Have you noticed that some Google search results include a listing of sitelinks immediately following the main search result. In the Fall of 2009 when I began rebuilding the ColorMetrix site, I remember wondering how I could get our site to show up as it now does in the image above. The answer I found by researching sitelinks was discouraging. In short, the Google algorithms decide automatically when your site and its sitelinks are relevant enough for this type of display.
The path we followed to have sitelinks displayed
The exact Google algorithm is as closely guarded a secret as the Coca-Cola recipe. So, what follows here is the story of what we did between the fall of 2009 and now. This is what I believe to be the relevant steps in the process.
First, we made certain our WordPress install was up-to-date. This included updating all plugins to minimize the possibility of Google seeing anything on our site as potential malware. In addition, I decided to take us in the direction of a premium theme for use with WordPress. I’ve frequently written about the Thesis Theme we selected and why. Thesis has great built-in SEO capabilities that makes your site look a whole lot more Google-icious.

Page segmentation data
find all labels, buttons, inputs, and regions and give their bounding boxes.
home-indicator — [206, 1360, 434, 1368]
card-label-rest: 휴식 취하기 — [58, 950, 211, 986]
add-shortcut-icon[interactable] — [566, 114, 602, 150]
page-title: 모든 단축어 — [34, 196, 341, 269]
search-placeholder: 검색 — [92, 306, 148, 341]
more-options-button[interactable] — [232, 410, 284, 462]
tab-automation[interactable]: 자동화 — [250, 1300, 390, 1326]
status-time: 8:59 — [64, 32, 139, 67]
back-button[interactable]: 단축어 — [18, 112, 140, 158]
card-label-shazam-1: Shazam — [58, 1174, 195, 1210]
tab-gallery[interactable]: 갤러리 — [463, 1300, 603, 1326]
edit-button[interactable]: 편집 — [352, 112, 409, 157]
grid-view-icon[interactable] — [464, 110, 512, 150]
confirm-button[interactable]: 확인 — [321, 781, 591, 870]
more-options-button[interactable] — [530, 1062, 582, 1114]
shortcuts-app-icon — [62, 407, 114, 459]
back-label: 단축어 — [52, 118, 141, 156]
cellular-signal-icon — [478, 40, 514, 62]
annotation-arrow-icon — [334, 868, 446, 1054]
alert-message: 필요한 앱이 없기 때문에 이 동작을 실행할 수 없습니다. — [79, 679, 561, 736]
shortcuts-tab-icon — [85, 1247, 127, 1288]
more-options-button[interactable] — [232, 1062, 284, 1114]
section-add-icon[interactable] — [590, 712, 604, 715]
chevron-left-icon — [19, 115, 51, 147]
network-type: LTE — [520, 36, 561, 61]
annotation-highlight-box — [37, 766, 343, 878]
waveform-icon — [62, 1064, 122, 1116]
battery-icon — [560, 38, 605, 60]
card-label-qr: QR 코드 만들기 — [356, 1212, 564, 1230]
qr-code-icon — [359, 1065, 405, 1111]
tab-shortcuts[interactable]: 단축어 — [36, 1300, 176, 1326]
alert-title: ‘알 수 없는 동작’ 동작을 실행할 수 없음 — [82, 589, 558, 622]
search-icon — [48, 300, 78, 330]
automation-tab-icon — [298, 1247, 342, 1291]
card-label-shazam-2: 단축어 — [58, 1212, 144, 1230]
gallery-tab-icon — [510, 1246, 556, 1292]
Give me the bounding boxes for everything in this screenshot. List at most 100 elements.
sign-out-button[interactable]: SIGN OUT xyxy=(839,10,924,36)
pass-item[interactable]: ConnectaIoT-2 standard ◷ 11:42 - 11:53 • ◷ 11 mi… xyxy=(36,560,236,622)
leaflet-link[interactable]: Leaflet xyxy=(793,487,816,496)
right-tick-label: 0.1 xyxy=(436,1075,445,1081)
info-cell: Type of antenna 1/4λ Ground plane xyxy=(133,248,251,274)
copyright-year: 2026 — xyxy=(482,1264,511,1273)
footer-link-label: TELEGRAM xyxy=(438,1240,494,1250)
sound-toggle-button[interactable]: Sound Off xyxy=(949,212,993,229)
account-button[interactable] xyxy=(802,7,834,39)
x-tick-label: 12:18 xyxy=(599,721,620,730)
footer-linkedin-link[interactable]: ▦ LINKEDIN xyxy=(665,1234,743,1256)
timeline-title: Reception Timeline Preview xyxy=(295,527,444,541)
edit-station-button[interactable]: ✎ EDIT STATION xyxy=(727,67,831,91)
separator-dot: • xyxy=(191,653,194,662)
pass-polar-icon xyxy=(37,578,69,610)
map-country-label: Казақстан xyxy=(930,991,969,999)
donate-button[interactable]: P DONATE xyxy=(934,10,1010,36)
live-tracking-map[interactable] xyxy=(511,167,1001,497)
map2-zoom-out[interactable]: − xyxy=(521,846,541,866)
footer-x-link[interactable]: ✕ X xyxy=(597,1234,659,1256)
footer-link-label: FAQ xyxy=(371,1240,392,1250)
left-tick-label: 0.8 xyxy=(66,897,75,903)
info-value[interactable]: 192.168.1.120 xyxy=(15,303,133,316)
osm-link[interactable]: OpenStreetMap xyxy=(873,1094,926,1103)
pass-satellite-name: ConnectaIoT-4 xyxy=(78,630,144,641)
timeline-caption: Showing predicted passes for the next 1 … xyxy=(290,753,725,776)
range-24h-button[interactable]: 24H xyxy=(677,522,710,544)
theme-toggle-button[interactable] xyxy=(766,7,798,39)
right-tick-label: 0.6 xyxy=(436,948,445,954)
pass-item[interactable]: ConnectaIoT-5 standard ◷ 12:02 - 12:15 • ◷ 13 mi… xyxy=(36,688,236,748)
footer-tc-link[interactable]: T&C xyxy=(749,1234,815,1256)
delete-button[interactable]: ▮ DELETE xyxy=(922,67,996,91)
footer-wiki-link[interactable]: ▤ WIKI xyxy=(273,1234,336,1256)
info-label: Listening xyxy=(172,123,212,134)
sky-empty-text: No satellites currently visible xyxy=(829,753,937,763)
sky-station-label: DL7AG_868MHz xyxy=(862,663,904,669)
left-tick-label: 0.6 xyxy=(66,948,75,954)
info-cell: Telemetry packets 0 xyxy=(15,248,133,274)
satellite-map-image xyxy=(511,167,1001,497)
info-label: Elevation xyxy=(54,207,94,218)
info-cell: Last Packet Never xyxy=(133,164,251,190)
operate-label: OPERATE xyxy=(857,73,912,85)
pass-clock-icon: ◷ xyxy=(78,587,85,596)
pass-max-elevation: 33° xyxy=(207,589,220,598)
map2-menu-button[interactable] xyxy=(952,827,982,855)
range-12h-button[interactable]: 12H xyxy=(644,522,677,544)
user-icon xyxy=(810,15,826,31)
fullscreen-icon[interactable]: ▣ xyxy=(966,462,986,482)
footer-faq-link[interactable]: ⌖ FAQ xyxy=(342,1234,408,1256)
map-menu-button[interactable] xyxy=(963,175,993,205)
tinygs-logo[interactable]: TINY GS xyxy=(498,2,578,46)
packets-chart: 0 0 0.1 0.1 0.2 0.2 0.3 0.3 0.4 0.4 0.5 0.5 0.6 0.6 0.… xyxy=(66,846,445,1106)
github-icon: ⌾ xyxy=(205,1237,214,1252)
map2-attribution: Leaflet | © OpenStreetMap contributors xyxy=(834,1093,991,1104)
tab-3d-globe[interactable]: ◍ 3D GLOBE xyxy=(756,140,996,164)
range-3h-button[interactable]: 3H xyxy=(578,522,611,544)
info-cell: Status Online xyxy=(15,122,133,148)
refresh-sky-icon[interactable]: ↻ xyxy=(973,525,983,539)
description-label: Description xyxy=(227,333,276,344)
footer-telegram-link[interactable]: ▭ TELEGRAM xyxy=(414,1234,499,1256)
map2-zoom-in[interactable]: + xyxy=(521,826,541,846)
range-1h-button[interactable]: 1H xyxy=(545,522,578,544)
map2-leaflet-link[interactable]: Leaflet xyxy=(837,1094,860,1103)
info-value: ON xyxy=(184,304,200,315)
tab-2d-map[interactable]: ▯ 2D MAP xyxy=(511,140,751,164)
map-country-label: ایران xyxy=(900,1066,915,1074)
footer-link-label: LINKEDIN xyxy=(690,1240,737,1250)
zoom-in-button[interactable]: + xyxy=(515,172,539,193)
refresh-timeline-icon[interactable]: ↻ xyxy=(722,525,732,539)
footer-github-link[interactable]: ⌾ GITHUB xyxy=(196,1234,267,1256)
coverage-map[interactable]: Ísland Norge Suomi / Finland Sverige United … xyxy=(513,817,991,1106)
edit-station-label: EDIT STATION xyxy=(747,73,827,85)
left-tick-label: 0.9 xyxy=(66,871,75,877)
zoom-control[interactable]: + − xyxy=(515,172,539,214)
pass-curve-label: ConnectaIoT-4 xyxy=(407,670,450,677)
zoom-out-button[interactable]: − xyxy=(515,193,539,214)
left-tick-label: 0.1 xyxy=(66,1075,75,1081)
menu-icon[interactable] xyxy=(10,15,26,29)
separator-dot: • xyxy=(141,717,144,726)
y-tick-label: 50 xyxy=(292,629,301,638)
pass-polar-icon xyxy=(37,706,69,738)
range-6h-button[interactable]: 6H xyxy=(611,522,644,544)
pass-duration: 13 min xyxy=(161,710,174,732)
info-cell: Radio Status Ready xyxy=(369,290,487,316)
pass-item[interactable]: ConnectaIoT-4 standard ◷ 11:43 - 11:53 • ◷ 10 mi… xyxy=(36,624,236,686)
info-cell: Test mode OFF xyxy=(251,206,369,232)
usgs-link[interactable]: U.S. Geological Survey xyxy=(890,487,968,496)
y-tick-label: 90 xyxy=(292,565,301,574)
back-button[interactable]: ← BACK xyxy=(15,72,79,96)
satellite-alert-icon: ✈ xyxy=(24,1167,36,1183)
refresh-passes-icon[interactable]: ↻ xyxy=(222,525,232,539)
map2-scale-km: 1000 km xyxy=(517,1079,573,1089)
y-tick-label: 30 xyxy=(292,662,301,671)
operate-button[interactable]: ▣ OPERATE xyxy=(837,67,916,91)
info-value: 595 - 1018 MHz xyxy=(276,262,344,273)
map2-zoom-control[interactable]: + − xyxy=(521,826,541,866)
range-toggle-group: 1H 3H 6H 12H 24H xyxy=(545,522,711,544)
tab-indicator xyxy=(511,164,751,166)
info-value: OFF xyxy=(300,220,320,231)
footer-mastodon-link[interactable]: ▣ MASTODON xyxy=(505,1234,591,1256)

Work request 1:
Do these statements agree with the post about Google sitelinks? Answer yes or no for each, and quote the words that decide it.
(a) Work on rebuilding the ColorMetrix site began in the fall of 2009.
(b) Site owners can directly choose to have their sitelinks displayed.
(c) The WordPress theme chosen for the site was a free one.
Work request 2: Could you resume the post about Google sitelinks after its final sentence?

Answer area 1:
(a) Yes: "In the Fall of 2009 when I began rebuilding the ColorMetrix site"
(b) No: "the Google algorithms decide automatically when your site and its sitelinks are relevant enough for this type of display."
(c) No: "I decided to take us in the direction of a premium theme for use with WordPress."

Answer area 2:
We hired professional design help. In the Summer of 2010, we hired Joshua Garity to put some lipstick on the pig that was the ColorMetrix website. The appearance of ColorMetrix today is a result of Joshua’s design and user experience expertise. He did such a good job that Chris Pearson, the founding developer of Thesis Theme, noticed. Chris liked what Joshua had done for us with the Thesis Theme enough to tweet about it. Chris has a loyal following on Twitter and our traffic spiked.
A blog was added to ColorMetrix.com. I can’t overstate the importance of having a blog on your website. The two most clicked options on the ColorMetrix homepage are “About” and “Blog.” Folks want to know about your story, not your products. Plus, Google loves fresh content that people are seeking out. In a nutshell, that’s the value of a blog.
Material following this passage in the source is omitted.